What you have to do – Please write what comes next in the personal essay about the first months of living in Beijing, which comes first, ahead of the lines, picking up after its final sentence.

Quoted text –

_ _ _ _

By USHA SANKAR
Time does fly. As cliché as that may sound, I can’t believe it is now nearly six months since I arrived in Beijing. What a ride it has been.
I remember the first few morbid weeks. Having chosen to live in a suburb close to the airport because of its proximity to my children’s school, the sight of a vast expanse of land from my drawing room was enough to drive me into a few hours of depression. There were daily bouts of tears and rage. I could barely stand staying at home, but the prospect of going out was even more daunting.
Just 10 years in tiny Singapore had wiped out memories of 20 plus years in big, bad New Delhi. Anything that required me to walk for more than 10 minutes stressed me out. I had forgotten what distances meant.
Communication was another disaster. I had convinced myself that I could never get a grip on putonghua and felt I could see through our two-year stay with some expressive gesturing. How wrong I was!
The first time I tried that with my driver to indicate I wanted him to stop, he alternatively turned down the radio and raised the air-con temperature. Can’t blame him, he was merely following the trajectory of my wild arm swinging!
Back then I used to amuse myself with some pseudo conversation in Mandarin. When my driver would launch animatedly into some description about a place, I would barely manage to latch on to a fandian (restaurant) here or a shichang (market) there. But the moment I just parroted the word, the poor man would believe I was in complete comprehension and saying dui (yes), would launch another 100-word per minute description. I soon tired of the game and realized I had to learn something in a formal setting if I was to survive here.
The first few weeks of Chinese lessons were painful. But even as I made some progress, I found it was barely effective on the roads. And a well-meaning American friend had drilled a real fear of getting the tones wrong. An innocuous statement like “I want to polish my shoes” could turn into something quite bizarre with the wrong tones.
Two months into my stay here, and after several rounds of fruitless job hunting, I told myself I will focus on counting down the two-year stay and that would make things easier.

_ _ _ _

Supplied material –
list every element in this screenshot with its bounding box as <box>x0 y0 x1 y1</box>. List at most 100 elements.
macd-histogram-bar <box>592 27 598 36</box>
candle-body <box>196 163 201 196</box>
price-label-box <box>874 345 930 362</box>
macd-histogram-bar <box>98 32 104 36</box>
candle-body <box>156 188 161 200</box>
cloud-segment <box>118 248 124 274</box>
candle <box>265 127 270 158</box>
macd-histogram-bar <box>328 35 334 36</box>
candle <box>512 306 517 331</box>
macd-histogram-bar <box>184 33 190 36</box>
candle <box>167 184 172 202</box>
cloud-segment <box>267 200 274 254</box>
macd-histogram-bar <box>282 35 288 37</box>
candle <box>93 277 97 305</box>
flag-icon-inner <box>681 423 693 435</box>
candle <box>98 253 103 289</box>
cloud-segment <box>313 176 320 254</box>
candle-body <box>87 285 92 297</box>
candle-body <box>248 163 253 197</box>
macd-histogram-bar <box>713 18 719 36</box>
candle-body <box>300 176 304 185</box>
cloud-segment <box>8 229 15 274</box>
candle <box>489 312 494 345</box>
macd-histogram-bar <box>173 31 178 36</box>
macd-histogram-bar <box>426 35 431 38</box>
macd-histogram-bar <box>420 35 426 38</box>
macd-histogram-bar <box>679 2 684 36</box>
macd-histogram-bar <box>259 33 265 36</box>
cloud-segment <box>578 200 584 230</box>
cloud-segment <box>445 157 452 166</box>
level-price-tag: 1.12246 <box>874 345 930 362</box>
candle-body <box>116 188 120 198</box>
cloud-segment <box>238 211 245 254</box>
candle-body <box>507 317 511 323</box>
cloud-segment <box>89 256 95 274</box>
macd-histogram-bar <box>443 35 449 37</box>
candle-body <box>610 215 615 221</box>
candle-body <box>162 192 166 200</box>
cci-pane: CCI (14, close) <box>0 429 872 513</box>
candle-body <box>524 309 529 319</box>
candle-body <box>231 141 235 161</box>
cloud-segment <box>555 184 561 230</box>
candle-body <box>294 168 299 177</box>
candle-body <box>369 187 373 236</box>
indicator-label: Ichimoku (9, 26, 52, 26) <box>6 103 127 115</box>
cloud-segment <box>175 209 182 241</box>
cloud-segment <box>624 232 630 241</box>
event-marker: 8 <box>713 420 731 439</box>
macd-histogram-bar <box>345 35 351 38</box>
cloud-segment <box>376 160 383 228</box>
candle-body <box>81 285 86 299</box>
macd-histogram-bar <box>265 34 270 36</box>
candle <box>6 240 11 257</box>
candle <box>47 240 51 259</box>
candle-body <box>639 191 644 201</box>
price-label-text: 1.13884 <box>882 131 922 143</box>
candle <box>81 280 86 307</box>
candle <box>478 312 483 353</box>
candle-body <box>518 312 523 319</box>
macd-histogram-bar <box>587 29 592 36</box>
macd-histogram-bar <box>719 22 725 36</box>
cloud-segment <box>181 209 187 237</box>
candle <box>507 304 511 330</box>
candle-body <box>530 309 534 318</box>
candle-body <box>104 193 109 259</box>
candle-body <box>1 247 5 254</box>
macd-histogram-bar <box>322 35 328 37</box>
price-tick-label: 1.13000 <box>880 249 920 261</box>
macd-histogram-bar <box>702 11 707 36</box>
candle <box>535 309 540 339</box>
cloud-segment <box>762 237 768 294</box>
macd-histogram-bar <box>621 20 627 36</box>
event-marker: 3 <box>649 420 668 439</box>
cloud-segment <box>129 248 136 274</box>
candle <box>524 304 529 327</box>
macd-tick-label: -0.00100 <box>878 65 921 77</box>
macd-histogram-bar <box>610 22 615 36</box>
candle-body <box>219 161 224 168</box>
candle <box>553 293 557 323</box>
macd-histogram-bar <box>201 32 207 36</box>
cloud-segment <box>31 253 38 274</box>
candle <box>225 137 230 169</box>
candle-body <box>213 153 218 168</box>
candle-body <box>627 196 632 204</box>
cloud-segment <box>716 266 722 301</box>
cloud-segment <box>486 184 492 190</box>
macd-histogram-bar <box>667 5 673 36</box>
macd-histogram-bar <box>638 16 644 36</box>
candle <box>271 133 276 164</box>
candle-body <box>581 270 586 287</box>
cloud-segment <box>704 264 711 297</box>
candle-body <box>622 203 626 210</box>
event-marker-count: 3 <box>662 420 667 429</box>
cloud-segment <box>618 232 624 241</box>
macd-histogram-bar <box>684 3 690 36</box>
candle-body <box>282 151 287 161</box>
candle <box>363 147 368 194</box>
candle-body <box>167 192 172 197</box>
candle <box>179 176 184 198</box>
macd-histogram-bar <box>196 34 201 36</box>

_ _ _ _

The result –
And then, things began to look up. I abandoned my fear of tones and spoke as much Chinese as I could and people would stand. I forced myself to look around the city and explore it on foot, by bus and the subway. I memorized the names of fruits and veggies and ventured into wet markets instead of buying overpriced, less than fresh stuff at my compound’s Jenny Lou’s.
I learned to notice and appreciate acts of kindness, big and small. As when my ayi (housemaid), realizing I don’t cook meat at home, takes her packed lunch outside to eat if it contains meat. Or the time when, soon after my arrival here, my whole family got caught in the heavy downpour of last summer inside a local mall that quickly filled up with water. At that time, we were car-less and language-proficient-less and at least an hour’s drive away from home. But for the help offered by a young CCTV programmer who spoke a little English and willingly accommodated four dripping wet foreigners into his nice, clean car and drove us for more than a hour to a subway station, I have no doubt we would have been washed away to Inner Mongolia!
And then there is the weather. While in sweltering Singapore, I longed to live in a cold climate. But nothing quite prepared me for just how cold Beijing could be. I am exhausted just by the preparation for a walk outside and believe the effort expended in putting on all those layers itself is enough to burn the required calories. Then there is the food. The cold does prime my appetite but being a strict vegetarian I have little choice but to slave in my kitchen and satisfy it. In all these years, the only time I have regretted my vegetarianism is when I pass by Beijing roadside stalls selling sizzling hot eats that I know I can’t partake of. But then, where else can I find this absolutely tantalizing array of all my favorite fruits?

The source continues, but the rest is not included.